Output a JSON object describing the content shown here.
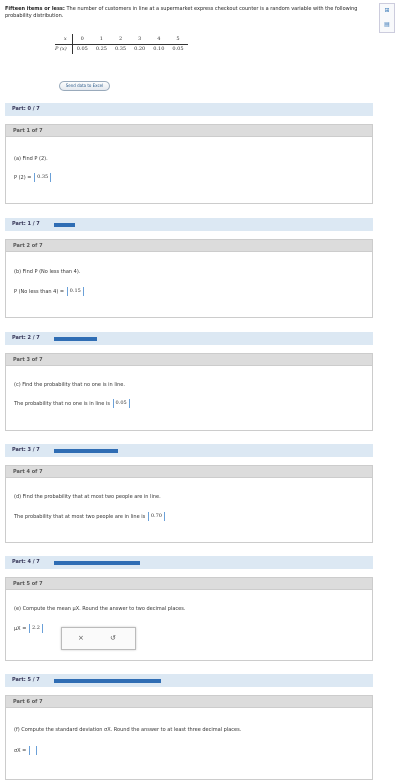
{
  "problem": {
    "title": "Fifteen items or less:",
    "text": "The number of customers in line at a supermarket express checkout counter is a random variable with the following probability distribution."
  },
  "distribution": {
    "x_label": "x",
    "p_label": "P (x)",
    "x_values": [
      "0",
      "1",
      "2",
      "3",
      "4",
      "5"
    ],
    "p_values": [
      "0.05",
      "0.25",
      "0.35",
      "0.20",
      "0.10",
      "0.05"
    ]
  },
  "send_button_label": "Send data to Excel",
  "tools": {
    "calc": "⊞",
    "table": "▤"
  },
  "parts": [
    {
      "bar": "Part: 0 / 7",
      "progress": 0,
      "head": "Part 1 of 7",
      "question": "(a) Find P (2).",
      "answer_label": "P (2) =",
      "answer": "0.35"
    },
    {
      "bar": "Part: 1 / 7",
      "progress": 0.143,
      "head": "Part 2 of 7",
      "question": "(b) Find P (No less than 4).",
      "answer_label": "P (No less than 4) =",
      "answer": "0.15"
    },
    {
      "bar": "Part: 2 / 7",
      "progress": 0.286,
      "head": "Part 3 of 7",
      "question": "(c) Find the probability that no one is in line.",
      "answer_label": "The probability that no one is in line is",
      "answer": "0.05"
    },
    {
      "bar": "Part: 3 / 7",
      "progress": 0.429,
      "head": "Part 4 of 7",
      "question": "(d) Find the probability that at most two people are in line.",
      "answer_label": "The probability that at most two people are in line is",
      "answer": "0.70"
    },
    {
      "bar": "Part: 4 / 7",
      "progress": 0.571,
      "head": "Part 5 of 7",
      "question": "(e) Compute the mean μX. Round the answer to two decimal places.",
      "answer_label": "μX =",
      "answer": "2.2"
    },
    {
      "bar": "Part: 5 / 7",
      "progress": 0.714,
      "head": "Part 6 of 7",
      "question": "(f) Compute the standard deviation σX. Round the answer to at least three decimal places.",
      "answer_label": "σX =",
      "answer": ""
    }
  ],
  "popup": {
    "close": "×",
    "undo": "↺"
  }
}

....

• **Given request**: Keep the pictures out of your copy, and repeat every entry above exactly.

• **Full answer**:
Output a JSON object describing the content shown here.
{
  "problem": {
    "title": "Fifteen items or less:",
    "text": "The number of customers in line at a supermarket express checkout counter is a random variable with the following probability distribution."
  },
  "distribution": {
    "x_label": "x",
    "p_label": "P (x)",
    "x_values": [
      "0",
      "1",
      "2",
      "3",
      "4",
      "5"
    ],
    "p_values": [
      "0.05",
      "0.25",
      "0.35",
      "0.20",
      "0.10",
      "0.05"
    ]
  },
  "send_button_label": "Send data to Excel",
  "tools": {
    "calc": "⊞",
    "table": "▤"
  },
  "parts": [
    {
      "bar": "Part: 0 / 7",
      "progress": 0,
      "head": "Part 1 of 7",
      "question": "(a) Find P (2).",
      "answer_label": "P (2) =",
      "answer": "0.35"
    },
    {
      "bar": "Part: 1 / 7",
      "progress": 0.143,
      "head": "Part 2 of 7",
      "question": "(b) Find P (No less than 4).",
      "answer_label": "P (No less than 4) =",
      "answer": "0.15"
    },
    {
      "bar": "Part: 2 / 7",
      "progress": 0.286,
      "head": "Part 3 of 7",
      "question": "(c) Find the probability that no one is in line.",
      "answer_label": "The probability that no one is in line is",
      "answer": "0.05"
    },
    {
      "bar": "Part: 3 / 7",
      "progress": 0.429,
      "head": "Part 4 of 7",
      "question": "(d) Find the probability that at most two people are in line.",
      "answer_label": "The probability that at most two people are in line is",
      "answer": "0.70"
    },
    {
      "bar": "Part: 4 / 7",
      "progress": 0.571,
      "head": "Part 5 of 7",
      "question": "(e) Compute the mean μX. Round the answer to two decimal places.",
      "answer_label": "μX =",
      "answer": "2.2"
    },
    {
      "bar": "Part: 5 / 7",
      "progress": 0.714,
      "head": "Part 6 of 7",
      "question": "(f) Compute the standard deviation σX. Round the answer to at least three decimal places.",
      "answer_label": "σX =",
      "answer": ""
    }
  ],
  "popup": {
    "close": "×",
    "undo": "↺"
  }
}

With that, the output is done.